_Отрывок_
Иными словами, несмотря ни на что, для меня мир «Петровых» — это рай: странный, неказистый, но рай. Мир, созданный Серебренниковым, это, конечно, ад: место, где все закольцовано в дурной бесконечности, где нет, не было, не будет и, хуже того, вообще не может быть ничего хорошего. Даже детский рай на поверку оборачивается адом — выхода нет, Россия наше отечество, смерть неизбежна. Я, в общем, люблю Достоевского, и прекрасно понимаю, что ненависть — такой же двигатель прозы, как и любовь. Но в русской традиции любовь встречается значительно реже — так зачем же брать за основу текст, в котором она есть, и выжигать эту самую раритетную любовь напалмом?..

_Задания к выполнению_
(A) Ответьте по отрывку о «Петровых»:
(i) Чем для пишущего является мир «Петровых»?
(ii) Какого писателя пишущий, по собственным словам, любит?
(iii) Что, согласно отрывку, в русской традиции встречается значительно реже?
(B) Перепишите из отрывка о «Петровых» фрагмент слово в слово, начиная со слов «Иными словами, несмотря» и вплоть до слов «раритетную любовь напалмом?..» включительно.
(C) Как продолжилось бы рассуждение о «Петровых» и мире Серебренникова? Допишите его, начав сразу после последнего предложения.

_Представленные данные_
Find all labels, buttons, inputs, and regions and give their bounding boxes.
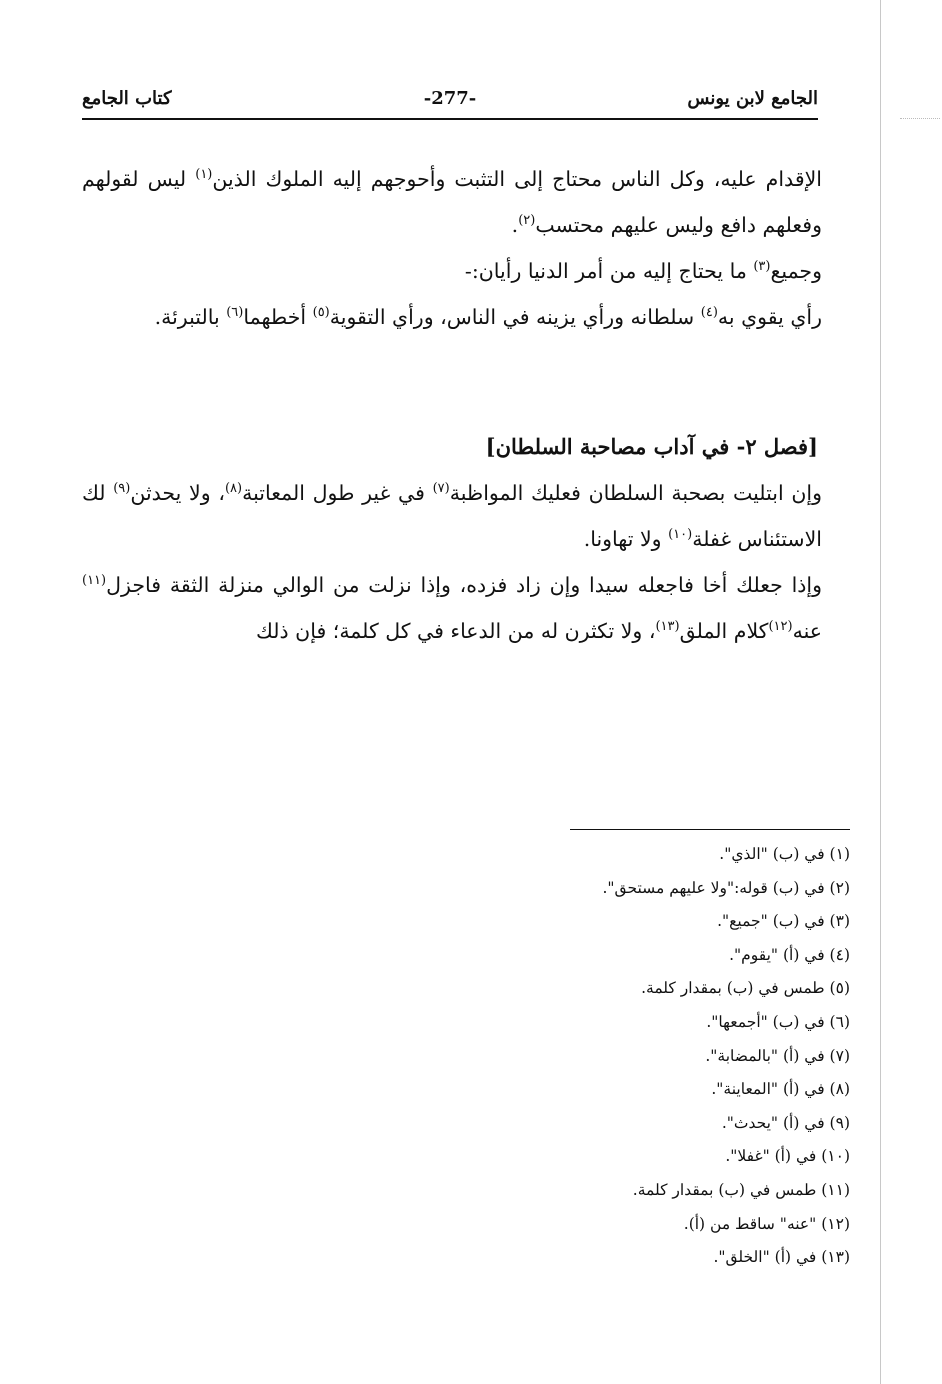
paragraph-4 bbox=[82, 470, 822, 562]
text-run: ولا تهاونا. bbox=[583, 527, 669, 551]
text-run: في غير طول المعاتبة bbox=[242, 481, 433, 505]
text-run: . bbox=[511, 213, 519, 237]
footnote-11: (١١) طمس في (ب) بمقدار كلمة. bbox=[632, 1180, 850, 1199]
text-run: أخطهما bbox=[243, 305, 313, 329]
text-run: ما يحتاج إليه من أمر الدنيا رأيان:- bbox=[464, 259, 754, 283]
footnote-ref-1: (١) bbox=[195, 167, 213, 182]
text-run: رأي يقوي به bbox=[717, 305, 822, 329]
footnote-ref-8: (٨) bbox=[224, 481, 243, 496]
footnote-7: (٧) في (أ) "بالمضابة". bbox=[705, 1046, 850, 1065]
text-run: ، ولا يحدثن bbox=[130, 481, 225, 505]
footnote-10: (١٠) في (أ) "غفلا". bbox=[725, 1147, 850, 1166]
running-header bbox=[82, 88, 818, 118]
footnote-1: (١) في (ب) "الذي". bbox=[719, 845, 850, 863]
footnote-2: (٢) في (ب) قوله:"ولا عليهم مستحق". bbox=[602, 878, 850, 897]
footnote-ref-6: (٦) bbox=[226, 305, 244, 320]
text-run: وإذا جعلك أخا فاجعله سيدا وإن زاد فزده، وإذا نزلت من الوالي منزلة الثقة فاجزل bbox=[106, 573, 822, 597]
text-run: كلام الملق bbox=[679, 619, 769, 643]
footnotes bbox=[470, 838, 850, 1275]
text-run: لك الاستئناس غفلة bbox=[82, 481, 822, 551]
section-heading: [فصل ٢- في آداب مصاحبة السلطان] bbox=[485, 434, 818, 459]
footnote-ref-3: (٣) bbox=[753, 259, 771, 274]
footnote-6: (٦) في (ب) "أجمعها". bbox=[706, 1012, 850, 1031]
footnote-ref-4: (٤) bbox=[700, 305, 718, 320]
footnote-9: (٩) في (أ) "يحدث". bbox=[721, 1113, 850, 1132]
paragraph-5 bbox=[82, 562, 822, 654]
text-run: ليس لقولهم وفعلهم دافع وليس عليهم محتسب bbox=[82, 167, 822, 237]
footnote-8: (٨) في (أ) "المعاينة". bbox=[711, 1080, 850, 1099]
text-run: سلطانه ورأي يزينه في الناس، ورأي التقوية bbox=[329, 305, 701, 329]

_Выполненные задания_
(A)
(i) Раем: странным, неказистым, но раем.
(ii) Достоевского.
(iii) Любовь.

(B)
Иными словами, несмотря ни на что, для меня мир «Петровых» — это рай: странный, неказистый, но рай. Мир, созданный Серебренниковым, это, конечно, ад: место, где все закольцовано в дурной бесконечности, где нет, не было, не будет и, хуже того, вообще не может быть ничего хорошего. Даже детский рай на поверку оборачивается адом — выхода нет, Россия наше отечество, смерть неизбежна. Я, в общем, люблю Достоевского, и прекрасно понимаю, что ненависть — такой же двигатель прозы, как и любовь. Но в русской традиции любовь встречается значительно реже — так зачем же брать за основу текст, в котором она есть, и выжигать эту самую раритетную любовь напалмом?..

(C)
Не то, чтобы я не могла сказать о «Петровых» Серебренникова совсем уж ничего хорошего. Мне показалась очень интересной попытка режиссера передать переусложненный, перенасыщенный язык романа посредством переусложненного, перенасыщенного, донельзя плотного материального мира внутри фильма. Все эти бесконечные детали, эти навязчивые, давящие, наползающие друг на друга мелочи — неплохой способ визуально обозначить то, что Сальников делает на уровне слова.

Отлично играет Иван Дорн, а на Чулпан Хаматову всегда посмотреть счастье. Но все же, мне кажется, количество потерь слишком велико — и никаким дорнам или хаматовым их не окупить. Словом, как мне кажется, у Кирилла Серебренникова получились не просто не мои «Петровы» и не «Петровы» Сальникова — мне кажется, это не «Петровы» вообще.

Все совпадения, как говорится, случайны.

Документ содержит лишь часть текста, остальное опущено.